What is needed => Keep the images out and copy every entry below exactly.

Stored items
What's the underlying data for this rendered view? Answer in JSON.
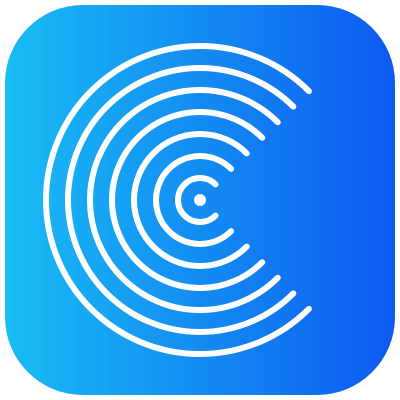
{
  "app_icon": {
    "icon_name": "concentric-c-signal-icon",
    "colors": {
      "gradient_start": "#19BDF3",
      "gradient_end": "#0D5AF2",
      "stroke": "#FFFFFF",
      "background": "#FFFFFF"
    }
  }
}
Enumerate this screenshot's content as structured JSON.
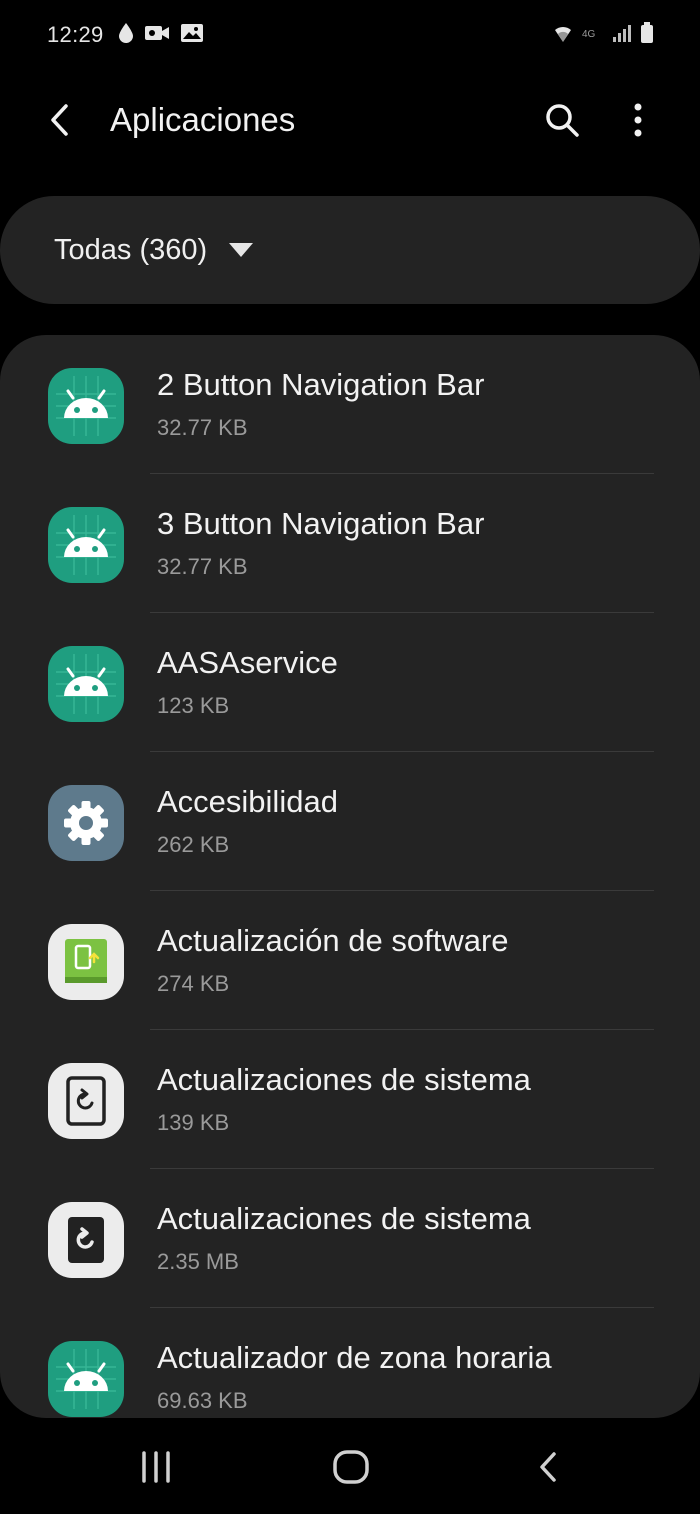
{
  "status_bar": {
    "time": "12:29",
    "left_icons": [
      "water-drop-icon",
      "video-camera-icon",
      "image-icon"
    ],
    "right_icons": [
      "wifi-icon",
      "network-4g-icon",
      "signal-icon",
      "battery-icon"
    ]
  },
  "header": {
    "title": "Aplicaciones",
    "icons": [
      "back-arrow-icon",
      "search-icon",
      "more-vert-icon"
    ]
  },
  "filter": {
    "label": "Todas (360)",
    "icon": "dropdown-caret-icon"
  },
  "apps": [
    {
      "name": "2 Button Navigation Bar",
      "size": "32.77 KB",
      "icon": "android-icon"
    },
    {
      "name": "3 Button Navigation Bar",
      "size": "32.77 KB",
      "icon": "android-icon"
    },
    {
      "name": "AASAservice",
      "size": "123 KB",
      "icon": "android-icon"
    },
    {
      "name": "Accesibilidad",
      "size": "262 KB",
      "icon": "gear-icon"
    },
    {
      "name": "Actualización de software",
      "size": "274 KB",
      "icon": "software-update-icon"
    },
    {
      "name": "Actualizaciones de sistema",
      "size": "139 KB",
      "icon": "system-update-outline-icon"
    },
    {
      "name": "Actualizaciones de sistema",
      "size": "2.35 MB",
      "icon": "system-update-filled-icon"
    },
    {
      "name": "Actualizador de zona horaria",
      "size": "69.63 KB",
      "icon": "android-icon"
    }
  ],
  "nav_bar": {
    "icons": [
      "recents-icon",
      "home-icon",
      "back-icon"
    ]
  },
  "colors": {
    "background": "#000000",
    "surface": "#232323",
    "text_primary": "#f2f2f2",
    "text_secondary": "#9a9a9a",
    "android_icon_bg": "#1f9e80"
  }
}
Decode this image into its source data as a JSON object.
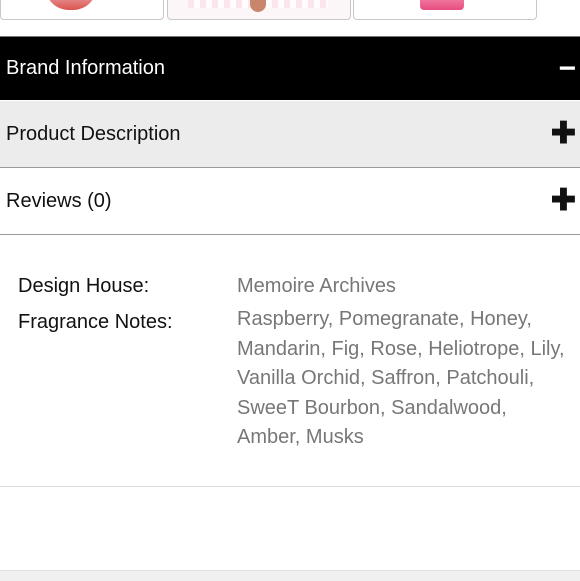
{
  "accordion": {
    "brand": {
      "label": "Brand Information",
      "sign": "−"
    },
    "description": {
      "label": "Product Description",
      "sign": "✚"
    },
    "reviews": {
      "label": "Reviews (0)",
      "sign": "✚"
    }
  },
  "brand_info": {
    "design_house_label": "Design House:",
    "design_house_value": "Memoire Archives",
    "notes_label": "Fragrance Notes:",
    "notes_value": "Raspberry, Pomegranate, Honey, Mandarin, Fig, Rose, Heliotrope, Lily, Vanilla Orchid, Saffron, Patchouli, SweeT Bourbon, Sandalwood, Amber, Musks"
  }
}
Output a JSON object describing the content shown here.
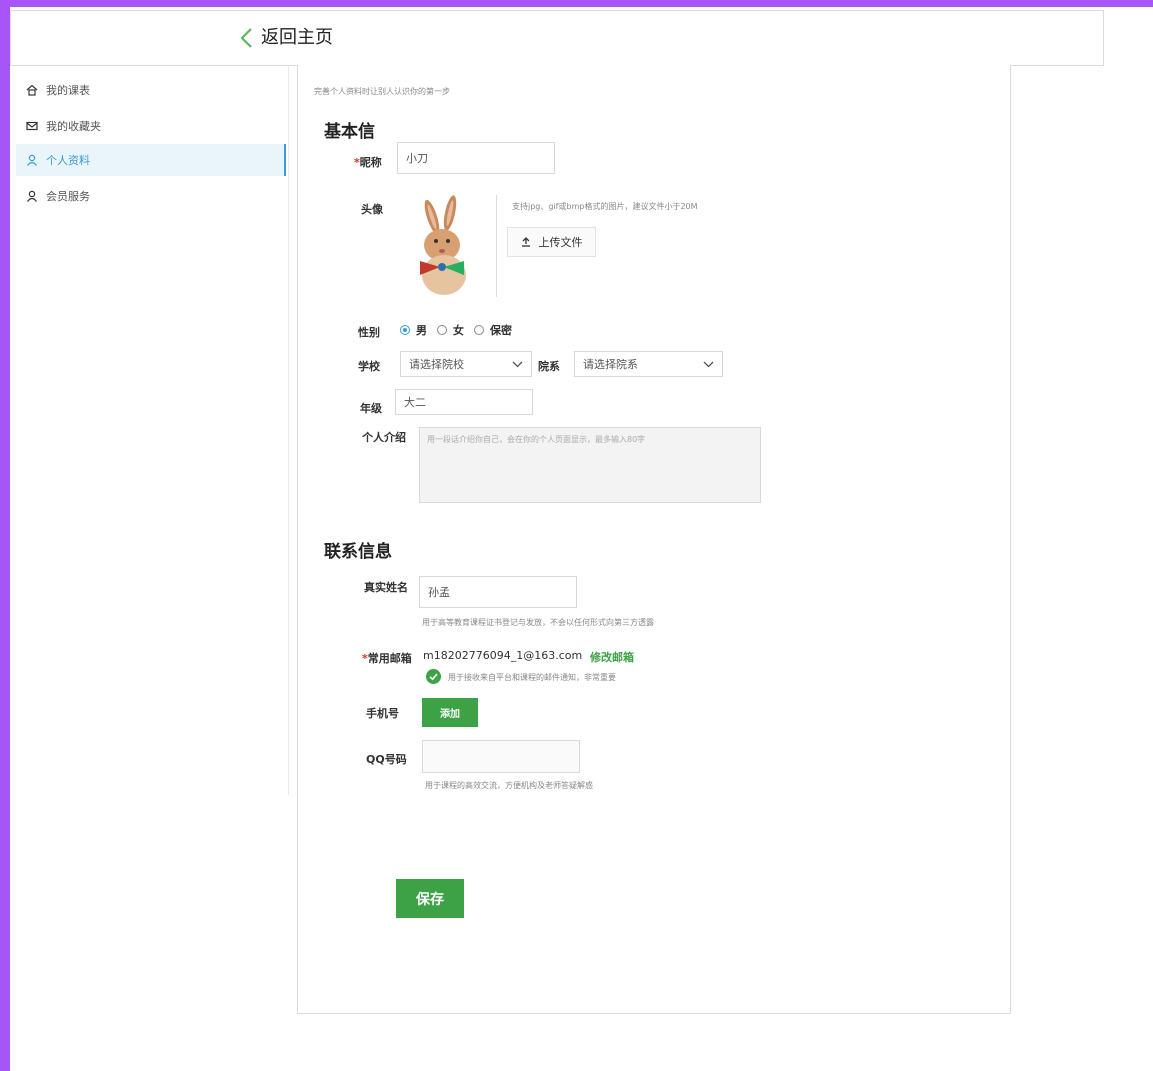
{
  "header": {
    "back_label": "返回主页"
  },
  "sidebar": {
    "items": [
      {
        "label": "我的课表",
        "icon": "home-icon"
      },
      {
        "label": "我的收藏夹",
        "icon": "mail-icon"
      },
      {
        "label": "个人资料",
        "icon": "user-icon",
        "active": true
      },
      {
        "label": "会员服务",
        "icon": "user-icon"
      }
    ]
  },
  "basic": {
    "intro_hint": "完善个人资料时让别人认识你的第一步",
    "title": "基本信",
    "nickname": {
      "label": "昵称",
      "value": "小刀"
    },
    "avatar": {
      "label": "头像",
      "hint": "支持jpg、gif或bmp格式的图片，建议文件小于20M",
      "upload_label": "上传文件"
    },
    "gender": {
      "label": "性别",
      "options": [
        "男",
        "女",
        "保密"
      ],
      "selected": "男"
    },
    "school": {
      "label": "学校",
      "value": "请选择院校"
    },
    "department": {
      "label": "院系",
      "value": "请选择院系"
    },
    "grade": {
      "label": "年级",
      "value": "大二"
    },
    "bio": {
      "label": "个人介绍",
      "placeholder": "用一段话介绍你自己，会在你的个人页面显示，最多输入80字"
    }
  },
  "contact": {
    "title": "联系信息",
    "real_name": {
      "label": "真实姓名",
      "value": "孙孟",
      "hint": "用于高等教育课程证书登记与发放，不会以任何形式向第三方透露"
    },
    "email": {
      "label": "常用邮箱",
      "value": "m18202776094_1@163.com",
      "edit_label": "修改邮箱",
      "hint": "用于接收来自平台和课程的邮件通知，非常重要"
    },
    "phone": {
      "label": "手机号",
      "add_label": "添加"
    },
    "qq": {
      "label": "QQ号码",
      "value": "",
      "hint": "用于课程的高效交流，方便机构及老师答疑解惑"
    }
  },
  "save_label": "保存",
  "colors": {
    "accent_green": "#3da245",
    "active_blue": "#3a9bd6",
    "frame_purple": "#a855f7"
  }
}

Correct output =>
What's the underlying data for this rendered view? Answer in JSON.
{
  "app_icon": {
    "icon_name": "concentric-c-signal-icon",
    "colors": {
      "gradient_start": "#19BDF3",
      "gradient_end": "#0D5AF2",
      "stroke": "#FFFFFF",
      "background": "#FFFFFF"
    }
  }
}
Enumerate this screenshot's content as structured JSON.
{
  "status_bar": {
    "time": "12:29",
    "left_icons": [
      "water-drop-icon",
      "video-camera-icon",
      "image-icon"
    ],
    "right_icons": [
      "wifi-icon",
      "network-4g-icon",
      "signal-icon",
      "battery-icon"
    ]
  },
  "header": {
    "title": "Aplicaciones",
    "icons": [
      "back-arrow-icon",
      "search-icon",
      "more-vert-icon"
    ]
  },
  "filter": {
    "label": "Todas (360)",
    "icon": "dropdown-caret-icon"
  },
  "apps": [
    {
      "name": "2 Button Navigation Bar",
      "size": "32.77 KB",
      "icon": "android-icon"
    },
    {
      "name": "3 Button Navigation Bar",
      "size": "32.77 KB",
      "icon": "android-icon"
    },
    {
      "name": "AASAservice",
      "size": "123 KB",
      "icon": "android-icon"
    },
    {
      "name": "Accesibilidad",
      "size": "262 KB",
      "icon": "gear-icon"
    },
    {
      "name": "Actualización de software",
      "size": "274 KB",
      "icon": "software-update-icon"
    },
    {
      "name": "Actualizaciones de sistema",
      "size": "139 KB",
      "icon": "system-update-outline-icon"
    },
    {
      "name": "Actualizaciones de sistema",
      "size": "2.35 MB",
      "icon": "system-update-filled-icon"
    },
    {
      "name": "Actualizador de zona horaria",
      "size": "69.63 KB",
      "icon": "android-icon"
    }
  ],
  "nav_bar": {
    "icons": [
      "recents-icon",
      "home-icon",
      "back-icon"
    ]
  },
  "colors": {
    "background": "#000000",
    "surface": "#232323",
    "text_primary": "#f2f2f2",
    "text_secondary": "#9a9a9a",
    "android_icon_bg": "#1f9e80"
  }
}
Decode this image into its source data as a JSON object.
{
  "accordion": {
    "brand": {
      "label": "Brand Information",
      "sign": "−"
    },
    "description": {
      "label": "Product Description",
      "sign": "✚"
    },
    "reviews": {
      "label": "Reviews (0)",
      "sign": "✚"
    }
  },
  "brand_info": {
    "design_house_label": "Design House:",
    "design_house_value": "Memoire Archives",
    "notes_label": "Fragrance Notes:",
    "notes_value": "Raspberry, Pomegranate, Honey, Mandarin, Fig, Rose, Heliotrope, Lily, Vanilla Orchid, Saffron, Patchouli, SweeT Bourbon, Sandalwood, Amber, Musks"
  }
}
Output a JSON object describing the content shown here.
{
  "header": {
    "back_label": "返回主页"
  },
  "sidebar": {
    "items": [
      {
        "label": "我的课表",
        "icon": "home-icon"
      },
      {
        "label": "我的收藏夹",
        "icon": "mail-icon"
      },
      {
        "label": "个人资料",
        "icon": "user-icon",
        "active": true
      },
      {
        "label": "会员服务",
        "icon": "user-icon"
      }
    ]
  },
  "basic": {
    "intro_hint": "完善个人资料时让别人认识你的第一步",
    "title": "基本信",
    "nickname": {
      "label": "昵称",
      "value": "小刀"
    },
    "avatar": {
      "label": "头像",
      "hint": "支持jpg、gif或bmp格式的图片，建议文件小于20M",
      "upload_label": "上传文件"
    },
    "gender": {
      "label": "性别",
      "options": [
        "男",
        "女",
        "保密"
      ],
      "selected": "男"
    },
    "school": {
      "label": "学校",
      "value": "请选择院校"
    },
    "department": {
      "label": "院系",
      "value": "请选择院系"
    },
    "grade": {
      "label": "年级",
      "value": "大二"
    },
    "bio": {
      "label": "个人介绍",
      "placeholder": "用一段话介绍你自己，会在你的个人页面显示，最多输入80字"
    }
  },
  "contact": {
    "title": "联系信息",
    "real_name": {
      "label": "真实姓名",
      "value": "孙孟",
      "hint": "用于高等教育课程证书登记与发放，不会以任何形式向第三方透露"
    },
    "email": {
      "label": "常用邮箱",
      "value": "m18202776094_1@163.com",
      "edit_label": "修改邮箱",
      "hint": "用于接收来自平台和课程的邮件通知，非常重要"
    },
    "phone": {
      "label": "手机号",
      "add_label": "添加"
    },
    "qq": {
      "label": "QQ号码",
      "value": "",
      "hint": "用于课程的高效交流，方便机构及老师答疑解惑"
    }
  },
  "save_label": "保存",
  "colors": {
    "accent_green": "#3da245",
    "active_blue": "#3a9bd6",
    "frame_purple": "#a855f7"
  }
}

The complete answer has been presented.